◆ What you should do
Extract each line where the string "Before" shows up.

▬▬▬

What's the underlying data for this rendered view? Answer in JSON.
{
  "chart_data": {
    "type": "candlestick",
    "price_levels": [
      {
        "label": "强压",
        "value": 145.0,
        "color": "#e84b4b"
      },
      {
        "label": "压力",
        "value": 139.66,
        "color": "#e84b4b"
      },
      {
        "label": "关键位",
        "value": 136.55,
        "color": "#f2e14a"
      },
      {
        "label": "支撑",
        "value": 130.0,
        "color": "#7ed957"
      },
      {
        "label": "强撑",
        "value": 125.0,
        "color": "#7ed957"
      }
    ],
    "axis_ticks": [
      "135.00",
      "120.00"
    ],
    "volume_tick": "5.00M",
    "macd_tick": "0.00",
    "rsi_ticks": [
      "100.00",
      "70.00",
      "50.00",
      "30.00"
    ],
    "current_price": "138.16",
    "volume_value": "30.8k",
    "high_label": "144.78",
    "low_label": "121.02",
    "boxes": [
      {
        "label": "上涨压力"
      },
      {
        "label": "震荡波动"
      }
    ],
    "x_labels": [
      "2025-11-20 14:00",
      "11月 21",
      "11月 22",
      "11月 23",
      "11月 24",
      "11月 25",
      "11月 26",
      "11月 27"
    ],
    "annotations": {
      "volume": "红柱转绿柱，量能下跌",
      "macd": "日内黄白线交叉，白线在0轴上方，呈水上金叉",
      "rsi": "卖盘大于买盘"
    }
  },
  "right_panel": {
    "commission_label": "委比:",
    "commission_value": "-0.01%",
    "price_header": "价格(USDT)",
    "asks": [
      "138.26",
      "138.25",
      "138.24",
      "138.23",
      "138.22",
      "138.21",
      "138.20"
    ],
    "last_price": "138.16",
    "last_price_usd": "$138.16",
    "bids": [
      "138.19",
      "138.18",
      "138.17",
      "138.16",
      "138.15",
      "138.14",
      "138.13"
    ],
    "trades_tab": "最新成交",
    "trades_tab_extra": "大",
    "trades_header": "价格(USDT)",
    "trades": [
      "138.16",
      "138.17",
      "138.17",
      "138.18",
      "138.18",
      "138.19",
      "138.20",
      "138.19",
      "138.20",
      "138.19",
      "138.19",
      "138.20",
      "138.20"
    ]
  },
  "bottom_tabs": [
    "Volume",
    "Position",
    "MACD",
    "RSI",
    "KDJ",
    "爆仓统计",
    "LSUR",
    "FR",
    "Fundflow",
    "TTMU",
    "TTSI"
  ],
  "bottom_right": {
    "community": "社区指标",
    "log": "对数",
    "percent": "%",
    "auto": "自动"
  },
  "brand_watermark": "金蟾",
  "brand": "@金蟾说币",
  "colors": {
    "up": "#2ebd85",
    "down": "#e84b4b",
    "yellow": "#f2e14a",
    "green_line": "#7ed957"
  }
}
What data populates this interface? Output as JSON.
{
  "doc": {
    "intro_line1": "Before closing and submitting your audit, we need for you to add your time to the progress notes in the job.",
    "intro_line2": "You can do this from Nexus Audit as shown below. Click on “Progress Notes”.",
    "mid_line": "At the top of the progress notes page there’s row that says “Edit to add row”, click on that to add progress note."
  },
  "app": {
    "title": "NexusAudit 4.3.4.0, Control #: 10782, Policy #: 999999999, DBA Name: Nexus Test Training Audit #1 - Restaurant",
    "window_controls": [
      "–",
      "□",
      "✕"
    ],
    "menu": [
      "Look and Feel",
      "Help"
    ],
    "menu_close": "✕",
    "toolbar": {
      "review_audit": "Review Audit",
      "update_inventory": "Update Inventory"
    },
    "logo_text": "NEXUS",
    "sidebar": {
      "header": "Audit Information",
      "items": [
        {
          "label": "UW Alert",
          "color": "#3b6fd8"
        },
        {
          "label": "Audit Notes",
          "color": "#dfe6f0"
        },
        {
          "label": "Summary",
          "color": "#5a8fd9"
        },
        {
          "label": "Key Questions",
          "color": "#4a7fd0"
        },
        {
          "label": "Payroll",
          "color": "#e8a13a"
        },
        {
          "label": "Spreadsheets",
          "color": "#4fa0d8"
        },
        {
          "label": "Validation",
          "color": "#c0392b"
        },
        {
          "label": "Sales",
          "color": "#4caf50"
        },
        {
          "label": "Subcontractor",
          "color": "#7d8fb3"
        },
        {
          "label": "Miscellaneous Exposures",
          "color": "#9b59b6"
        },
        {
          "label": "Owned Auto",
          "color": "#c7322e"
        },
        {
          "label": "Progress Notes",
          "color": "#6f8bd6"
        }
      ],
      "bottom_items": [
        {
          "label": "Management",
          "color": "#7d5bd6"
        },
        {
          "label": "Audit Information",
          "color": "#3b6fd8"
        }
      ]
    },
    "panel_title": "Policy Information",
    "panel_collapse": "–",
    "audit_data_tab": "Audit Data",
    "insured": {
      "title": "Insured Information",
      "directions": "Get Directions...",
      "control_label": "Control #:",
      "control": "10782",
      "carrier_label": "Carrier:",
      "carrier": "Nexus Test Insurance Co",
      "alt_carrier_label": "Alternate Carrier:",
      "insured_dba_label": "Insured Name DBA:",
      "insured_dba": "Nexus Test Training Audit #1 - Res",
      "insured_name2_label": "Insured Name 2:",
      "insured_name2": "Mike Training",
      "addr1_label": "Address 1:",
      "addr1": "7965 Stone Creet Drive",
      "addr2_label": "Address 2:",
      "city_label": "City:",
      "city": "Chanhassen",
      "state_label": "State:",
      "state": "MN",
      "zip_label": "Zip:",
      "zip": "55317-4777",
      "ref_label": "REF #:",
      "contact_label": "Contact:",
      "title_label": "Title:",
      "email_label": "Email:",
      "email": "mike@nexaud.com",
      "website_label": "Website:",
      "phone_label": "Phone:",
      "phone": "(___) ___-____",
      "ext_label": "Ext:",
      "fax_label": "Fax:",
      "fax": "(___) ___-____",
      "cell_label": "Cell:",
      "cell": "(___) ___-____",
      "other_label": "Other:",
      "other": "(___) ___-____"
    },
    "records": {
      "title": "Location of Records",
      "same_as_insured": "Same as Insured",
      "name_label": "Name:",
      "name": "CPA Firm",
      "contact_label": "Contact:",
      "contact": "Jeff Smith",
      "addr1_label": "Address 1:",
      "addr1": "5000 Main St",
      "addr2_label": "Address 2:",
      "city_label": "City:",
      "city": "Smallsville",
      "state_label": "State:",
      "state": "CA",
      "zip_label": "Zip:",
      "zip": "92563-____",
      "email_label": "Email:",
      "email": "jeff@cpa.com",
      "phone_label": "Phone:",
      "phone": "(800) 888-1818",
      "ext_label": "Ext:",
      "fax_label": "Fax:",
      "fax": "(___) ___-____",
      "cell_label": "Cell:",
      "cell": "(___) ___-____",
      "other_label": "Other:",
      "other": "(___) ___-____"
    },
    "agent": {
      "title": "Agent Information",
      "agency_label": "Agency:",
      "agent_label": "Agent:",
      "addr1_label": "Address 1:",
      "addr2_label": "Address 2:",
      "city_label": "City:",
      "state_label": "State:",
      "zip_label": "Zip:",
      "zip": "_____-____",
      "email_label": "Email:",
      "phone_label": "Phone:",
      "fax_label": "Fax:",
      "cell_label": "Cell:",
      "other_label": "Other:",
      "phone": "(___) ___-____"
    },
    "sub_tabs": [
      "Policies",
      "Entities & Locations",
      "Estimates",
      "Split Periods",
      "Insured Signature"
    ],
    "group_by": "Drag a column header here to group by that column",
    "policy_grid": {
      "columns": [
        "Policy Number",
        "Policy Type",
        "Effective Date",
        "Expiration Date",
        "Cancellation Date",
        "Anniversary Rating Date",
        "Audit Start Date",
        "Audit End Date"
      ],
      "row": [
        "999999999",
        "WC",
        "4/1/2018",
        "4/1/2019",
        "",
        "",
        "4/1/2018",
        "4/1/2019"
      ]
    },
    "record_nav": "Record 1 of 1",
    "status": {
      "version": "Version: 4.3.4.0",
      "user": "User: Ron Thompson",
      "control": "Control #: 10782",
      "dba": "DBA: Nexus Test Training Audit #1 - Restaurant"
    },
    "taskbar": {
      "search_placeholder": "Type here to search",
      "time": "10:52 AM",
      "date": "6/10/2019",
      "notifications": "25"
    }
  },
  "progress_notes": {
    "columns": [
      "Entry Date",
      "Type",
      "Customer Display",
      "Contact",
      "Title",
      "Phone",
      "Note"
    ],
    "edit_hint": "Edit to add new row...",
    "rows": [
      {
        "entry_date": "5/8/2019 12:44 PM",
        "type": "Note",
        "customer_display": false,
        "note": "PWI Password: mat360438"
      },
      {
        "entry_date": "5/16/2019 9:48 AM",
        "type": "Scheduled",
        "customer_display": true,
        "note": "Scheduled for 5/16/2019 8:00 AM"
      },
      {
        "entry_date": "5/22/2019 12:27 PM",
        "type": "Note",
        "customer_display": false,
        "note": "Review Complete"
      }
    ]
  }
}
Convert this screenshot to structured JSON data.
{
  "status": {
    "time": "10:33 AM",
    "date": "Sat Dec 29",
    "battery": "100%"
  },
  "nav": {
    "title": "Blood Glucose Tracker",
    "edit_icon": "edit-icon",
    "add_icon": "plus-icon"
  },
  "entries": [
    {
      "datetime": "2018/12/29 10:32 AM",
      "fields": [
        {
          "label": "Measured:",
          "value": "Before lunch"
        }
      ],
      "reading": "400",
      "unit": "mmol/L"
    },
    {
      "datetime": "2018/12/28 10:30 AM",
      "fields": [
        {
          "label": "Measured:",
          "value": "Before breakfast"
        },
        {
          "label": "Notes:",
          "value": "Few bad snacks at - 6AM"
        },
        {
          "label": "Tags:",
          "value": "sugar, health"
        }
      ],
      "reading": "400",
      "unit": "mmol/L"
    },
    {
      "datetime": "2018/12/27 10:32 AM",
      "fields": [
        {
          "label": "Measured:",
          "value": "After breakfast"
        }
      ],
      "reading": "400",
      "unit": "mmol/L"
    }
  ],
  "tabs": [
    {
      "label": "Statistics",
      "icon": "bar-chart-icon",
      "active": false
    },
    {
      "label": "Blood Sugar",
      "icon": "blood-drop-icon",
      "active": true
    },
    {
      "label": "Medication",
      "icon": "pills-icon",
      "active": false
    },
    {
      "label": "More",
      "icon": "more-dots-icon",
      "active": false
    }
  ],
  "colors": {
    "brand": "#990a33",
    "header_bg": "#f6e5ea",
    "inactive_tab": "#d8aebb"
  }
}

▬▬▬

◆ Answer
    "intro_line1": "Before closing and submitting your audit, we need for you to add your time to the progress notes in the job.",
          "value": "Before lunch"
          "value": "Before breakfast"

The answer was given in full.